▶ [RECORD SET]
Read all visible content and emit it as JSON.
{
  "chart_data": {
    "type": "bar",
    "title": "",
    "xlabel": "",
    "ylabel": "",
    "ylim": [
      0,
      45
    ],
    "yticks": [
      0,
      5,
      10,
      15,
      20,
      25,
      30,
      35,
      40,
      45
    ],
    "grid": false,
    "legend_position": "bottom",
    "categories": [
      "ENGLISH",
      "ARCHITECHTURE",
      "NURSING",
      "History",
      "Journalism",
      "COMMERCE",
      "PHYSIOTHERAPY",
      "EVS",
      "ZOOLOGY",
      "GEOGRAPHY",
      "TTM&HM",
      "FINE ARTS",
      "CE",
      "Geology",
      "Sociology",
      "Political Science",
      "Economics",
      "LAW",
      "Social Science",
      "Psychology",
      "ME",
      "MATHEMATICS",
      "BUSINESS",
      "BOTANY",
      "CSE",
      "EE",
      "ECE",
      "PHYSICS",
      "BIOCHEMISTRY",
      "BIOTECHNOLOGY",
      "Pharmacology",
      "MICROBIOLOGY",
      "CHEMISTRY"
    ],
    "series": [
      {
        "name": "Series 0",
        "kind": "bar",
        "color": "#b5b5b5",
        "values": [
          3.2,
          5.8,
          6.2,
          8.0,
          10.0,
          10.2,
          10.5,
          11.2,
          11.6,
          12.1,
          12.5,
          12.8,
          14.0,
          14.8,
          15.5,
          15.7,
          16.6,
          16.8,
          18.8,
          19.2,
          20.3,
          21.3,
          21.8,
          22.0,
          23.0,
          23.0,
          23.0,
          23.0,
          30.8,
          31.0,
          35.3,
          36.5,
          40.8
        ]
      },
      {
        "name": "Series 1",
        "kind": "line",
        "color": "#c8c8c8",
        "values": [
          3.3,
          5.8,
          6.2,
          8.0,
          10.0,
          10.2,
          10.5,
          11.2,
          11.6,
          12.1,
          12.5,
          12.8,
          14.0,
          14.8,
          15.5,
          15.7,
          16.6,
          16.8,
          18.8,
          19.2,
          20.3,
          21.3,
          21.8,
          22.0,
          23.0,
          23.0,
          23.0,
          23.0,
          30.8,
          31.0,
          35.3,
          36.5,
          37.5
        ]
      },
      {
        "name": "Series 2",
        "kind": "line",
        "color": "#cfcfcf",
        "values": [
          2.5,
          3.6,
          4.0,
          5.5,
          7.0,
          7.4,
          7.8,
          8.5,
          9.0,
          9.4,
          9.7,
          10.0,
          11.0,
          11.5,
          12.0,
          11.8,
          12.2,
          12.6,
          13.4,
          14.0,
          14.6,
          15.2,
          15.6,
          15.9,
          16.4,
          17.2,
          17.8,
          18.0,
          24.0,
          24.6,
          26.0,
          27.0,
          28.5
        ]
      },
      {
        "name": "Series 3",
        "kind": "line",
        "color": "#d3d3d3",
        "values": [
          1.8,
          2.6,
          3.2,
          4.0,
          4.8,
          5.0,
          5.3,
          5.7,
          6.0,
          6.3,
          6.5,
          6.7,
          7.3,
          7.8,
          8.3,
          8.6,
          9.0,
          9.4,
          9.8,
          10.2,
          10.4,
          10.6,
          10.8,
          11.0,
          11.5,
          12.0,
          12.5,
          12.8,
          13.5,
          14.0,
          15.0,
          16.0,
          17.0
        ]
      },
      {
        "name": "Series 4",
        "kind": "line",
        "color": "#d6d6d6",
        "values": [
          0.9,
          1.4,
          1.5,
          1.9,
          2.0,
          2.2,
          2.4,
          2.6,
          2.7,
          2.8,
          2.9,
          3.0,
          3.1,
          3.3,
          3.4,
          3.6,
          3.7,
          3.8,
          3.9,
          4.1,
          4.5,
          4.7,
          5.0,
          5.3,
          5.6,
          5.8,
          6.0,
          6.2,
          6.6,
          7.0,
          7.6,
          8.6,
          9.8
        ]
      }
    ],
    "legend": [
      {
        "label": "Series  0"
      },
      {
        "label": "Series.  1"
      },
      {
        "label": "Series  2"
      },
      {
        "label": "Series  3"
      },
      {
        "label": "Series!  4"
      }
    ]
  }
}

▶ [WHAT YOU SHOULD DO]
Note each line of the entries that has "color" in it, and copy those lines.

▶ [ANSWER TO THE PROBLEM]
        "color": "#b5b5b5",
        "color": "#c8c8c8",
        "color": "#cfcfcf",
        "color": "#d3d3d3",
        "color": "#d6d6d6",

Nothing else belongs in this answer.